:: Input for this task ::
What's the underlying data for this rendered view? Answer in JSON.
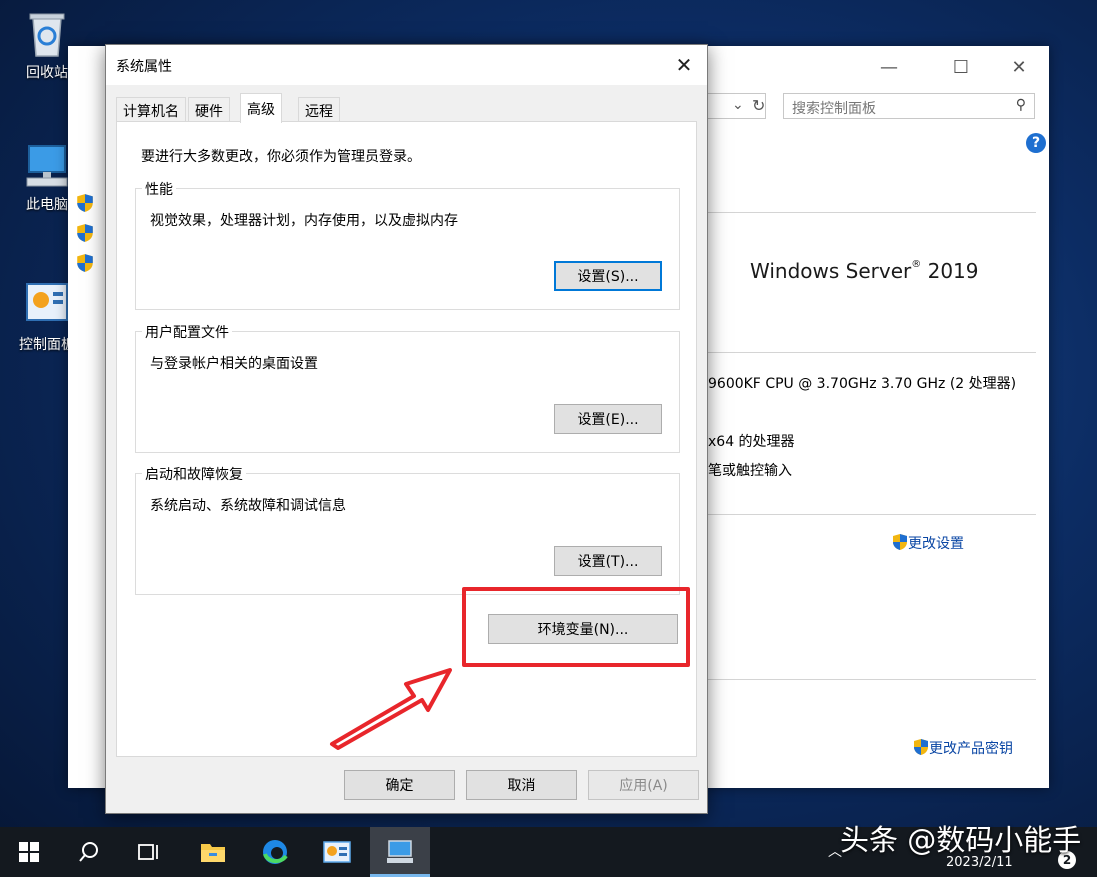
{
  "desktop": {
    "icons": [
      {
        "label": "回收站"
      },
      {
        "label": "此电脑"
      },
      {
        "label": "控制面板"
      }
    ]
  },
  "control_panel": {
    "search_placeholder": "搜索控制面板",
    "os_name": "Windows Server",
    "os_version": "2019",
    "cpu": "9600KF CPU @ 3.70GHz   3.70 GHz  (2 处理器)",
    "system_type": "x64 的处理器",
    "pen_touch": "笔或触控输入",
    "change_settings": "更改设置",
    "change_product_key": "更改产品密钥"
  },
  "dialog": {
    "title": "系统属性",
    "tabs": [
      "计算机名",
      "硬件",
      "高级",
      "远程"
    ],
    "active_tab": "高级",
    "admin_note": "要进行大多数更改，你必须作为管理员登录。",
    "performance": {
      "title": "性能",
      "desc": "视觉效果，处理器计划，内存使用，以及虚拟内存",
      "button": "设置(S)..."
    },
    "user_profiles": {
      "title": "用户配置文件",
      "desc": "与登录帐户相关的桌面设置",
      "button": "设置(E)..."
    },
    "startup_recovery": {
      "title": "启动和故障恢复",
      "desc": "系统启动、系统故障和调试信息",
      "button": "设置(T)..."
    },
    "env_button": "环境变量(N)...",
    "ok": "确定",
    "cancel": "取消",
    "apply": "应用(A)"
  },
  "taskbar": {
    "watermark": "头条 @数码小能手",
    "date": "2023/2/11",
    "badge": "2"
  },
  "colors": {
    "highlight_red": "#e8262b",
    "focus_blue": "#0078d7",
    "link_blue": "#0a46a4"
  }
}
:::
- Request: What you return should match the records above word for word, minus the pictures.

- Response:
What's the underlying data for this rendered view? Answer in JSON.
{
  "desktop": {
    "icons": [
      {
        "label": "回收站"
      },
      {
        "label": "此电脑"
      },
      {
        "label": "控制面板"
      }
    ]
  },
  "control_panel": {
    "search_placeholder": "搜索控制面板",
    "os_name": "Windows Server",
    "os_version": "2019",
    "cpu": "9600KF CPU @ 3.70GHz   3.70 GHz  (2 处理器)",
    "system_type": "x64 的处理器",
    "pen_touch": "笔或触控输入",
    "change_settings": "更改设置",
    "change_product_key": "更改产品密钥"
  },
  "dialog": {
    "title": "系统属性",
    "tabs": [
      "计算机名",
      "硬件",
      "高级",
      "远程"
    ],
    "active_tab": "高级",
    "admin_note": "要进行大多数更改，你必须作为管理员登录。",
    "performance": {
      "title": "性能",
      "desc": "视觉效果，处理器计划，内存使用，以及虚拟内存",
      "button": "设置(S)..."
    },
    "user_profiles": {
      "title": "用户配置文件",
      "desc": "与登录帐户相关的桌面设置",
      "button": "设置(E)..."
    },
    "startup_recovery": {
      "title": "启动和故障恢复",
      "desc": "系统启动、系统故障和调试信息",
      "button": "设置(T)..."
    },
    "env_button": "环境变量(N)...",
    "ok": "确定",
    "cancel": "取消",
    "apply": "应用(A)"
  },
  "taskbar": {
    "watermark": "头条 @数码小能手",
    "date": "2023/2/11",
    "badge": "2"
  },
  "colors": {
    "highlight_red": "#e8262b",
    "focus_blue": "#0078d7",
    "link_blue": "#0a46a4"
  }
}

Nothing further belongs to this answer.